EXERCISE
Look for "name" in the listing below. Gather each line that contains it.

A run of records

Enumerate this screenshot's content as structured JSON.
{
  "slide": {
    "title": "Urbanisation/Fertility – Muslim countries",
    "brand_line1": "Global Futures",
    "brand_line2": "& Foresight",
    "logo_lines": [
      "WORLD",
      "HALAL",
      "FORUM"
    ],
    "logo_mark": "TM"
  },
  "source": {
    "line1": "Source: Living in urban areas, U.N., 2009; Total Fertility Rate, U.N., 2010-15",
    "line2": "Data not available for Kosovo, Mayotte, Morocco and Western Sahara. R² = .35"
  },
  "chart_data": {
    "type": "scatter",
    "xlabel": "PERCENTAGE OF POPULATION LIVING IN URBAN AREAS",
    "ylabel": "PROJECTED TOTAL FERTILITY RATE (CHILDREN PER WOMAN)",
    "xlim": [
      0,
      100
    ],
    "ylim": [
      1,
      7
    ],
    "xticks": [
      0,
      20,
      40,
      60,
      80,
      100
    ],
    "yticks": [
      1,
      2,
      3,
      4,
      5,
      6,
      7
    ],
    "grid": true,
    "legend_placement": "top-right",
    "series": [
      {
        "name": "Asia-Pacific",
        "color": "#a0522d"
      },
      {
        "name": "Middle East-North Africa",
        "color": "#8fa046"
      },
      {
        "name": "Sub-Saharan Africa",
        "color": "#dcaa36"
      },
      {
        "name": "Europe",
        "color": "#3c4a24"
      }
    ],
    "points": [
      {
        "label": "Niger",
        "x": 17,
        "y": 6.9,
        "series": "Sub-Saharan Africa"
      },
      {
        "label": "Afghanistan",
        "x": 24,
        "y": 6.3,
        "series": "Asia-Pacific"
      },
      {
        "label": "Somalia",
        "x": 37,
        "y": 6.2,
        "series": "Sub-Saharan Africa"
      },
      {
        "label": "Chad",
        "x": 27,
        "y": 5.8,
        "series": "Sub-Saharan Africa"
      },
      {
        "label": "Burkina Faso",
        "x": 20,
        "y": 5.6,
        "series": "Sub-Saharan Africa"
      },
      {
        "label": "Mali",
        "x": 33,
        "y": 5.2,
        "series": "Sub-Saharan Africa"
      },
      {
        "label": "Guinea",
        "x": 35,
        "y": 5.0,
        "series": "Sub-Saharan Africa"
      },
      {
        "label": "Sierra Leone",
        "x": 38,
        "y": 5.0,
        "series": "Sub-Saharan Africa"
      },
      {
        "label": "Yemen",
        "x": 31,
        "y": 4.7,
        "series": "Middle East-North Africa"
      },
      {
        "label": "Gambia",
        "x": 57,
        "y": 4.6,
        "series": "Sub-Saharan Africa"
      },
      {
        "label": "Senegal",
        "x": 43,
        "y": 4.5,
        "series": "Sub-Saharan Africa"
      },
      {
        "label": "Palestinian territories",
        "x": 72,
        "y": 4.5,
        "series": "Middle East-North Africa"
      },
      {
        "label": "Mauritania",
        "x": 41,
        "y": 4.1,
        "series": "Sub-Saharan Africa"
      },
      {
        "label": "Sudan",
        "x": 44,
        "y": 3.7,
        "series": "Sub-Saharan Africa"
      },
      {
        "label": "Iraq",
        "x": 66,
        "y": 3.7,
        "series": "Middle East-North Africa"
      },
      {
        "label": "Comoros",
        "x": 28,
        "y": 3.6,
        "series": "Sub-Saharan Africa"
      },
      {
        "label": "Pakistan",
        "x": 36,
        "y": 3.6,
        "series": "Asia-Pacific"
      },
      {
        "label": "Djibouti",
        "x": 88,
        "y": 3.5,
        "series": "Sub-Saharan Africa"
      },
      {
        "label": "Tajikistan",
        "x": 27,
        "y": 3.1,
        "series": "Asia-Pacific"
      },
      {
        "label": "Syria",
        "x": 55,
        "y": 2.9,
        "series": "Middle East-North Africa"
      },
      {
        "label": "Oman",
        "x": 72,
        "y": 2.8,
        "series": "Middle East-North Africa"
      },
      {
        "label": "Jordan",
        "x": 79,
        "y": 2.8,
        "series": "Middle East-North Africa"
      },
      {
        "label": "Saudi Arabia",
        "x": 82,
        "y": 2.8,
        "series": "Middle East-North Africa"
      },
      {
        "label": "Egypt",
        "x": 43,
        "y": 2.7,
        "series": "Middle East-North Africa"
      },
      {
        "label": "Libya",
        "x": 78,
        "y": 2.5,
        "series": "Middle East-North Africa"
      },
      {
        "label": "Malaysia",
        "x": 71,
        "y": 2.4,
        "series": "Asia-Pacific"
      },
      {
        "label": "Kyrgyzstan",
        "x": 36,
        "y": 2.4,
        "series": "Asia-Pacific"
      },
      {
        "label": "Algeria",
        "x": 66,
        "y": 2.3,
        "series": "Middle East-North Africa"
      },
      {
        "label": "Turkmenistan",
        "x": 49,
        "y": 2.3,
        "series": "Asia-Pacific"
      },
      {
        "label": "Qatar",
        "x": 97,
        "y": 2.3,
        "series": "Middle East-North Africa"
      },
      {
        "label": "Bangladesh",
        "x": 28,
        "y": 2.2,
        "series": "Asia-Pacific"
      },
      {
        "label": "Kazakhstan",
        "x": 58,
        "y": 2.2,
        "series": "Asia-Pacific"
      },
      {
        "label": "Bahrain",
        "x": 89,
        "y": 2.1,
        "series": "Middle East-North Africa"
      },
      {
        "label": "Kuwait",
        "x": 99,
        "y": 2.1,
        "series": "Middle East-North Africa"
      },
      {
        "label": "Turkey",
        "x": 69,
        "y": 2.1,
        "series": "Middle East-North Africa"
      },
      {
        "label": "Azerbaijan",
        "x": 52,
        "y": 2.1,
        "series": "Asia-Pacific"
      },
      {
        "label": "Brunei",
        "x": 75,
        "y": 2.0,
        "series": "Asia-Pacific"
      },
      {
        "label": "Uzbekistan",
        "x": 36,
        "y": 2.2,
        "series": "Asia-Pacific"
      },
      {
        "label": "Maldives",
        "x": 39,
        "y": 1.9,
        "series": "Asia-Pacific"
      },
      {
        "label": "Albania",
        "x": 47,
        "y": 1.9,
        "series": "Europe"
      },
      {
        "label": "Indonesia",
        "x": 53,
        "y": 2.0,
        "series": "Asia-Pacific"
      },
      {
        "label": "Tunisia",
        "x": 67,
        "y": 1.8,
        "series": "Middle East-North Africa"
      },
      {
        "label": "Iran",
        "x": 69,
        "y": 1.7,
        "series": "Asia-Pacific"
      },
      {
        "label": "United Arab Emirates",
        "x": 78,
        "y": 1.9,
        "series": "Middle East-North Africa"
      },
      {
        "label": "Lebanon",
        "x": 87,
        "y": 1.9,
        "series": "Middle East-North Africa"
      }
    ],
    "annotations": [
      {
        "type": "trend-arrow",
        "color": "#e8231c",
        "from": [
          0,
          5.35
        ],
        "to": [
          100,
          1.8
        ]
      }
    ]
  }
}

RESULT OF THIS EXERCISE
        "name": "Asia-Pacific",
        "name": "Middle East-North Africa",
        "name": "Sub-Saharan Africa",
        "name": "Europe",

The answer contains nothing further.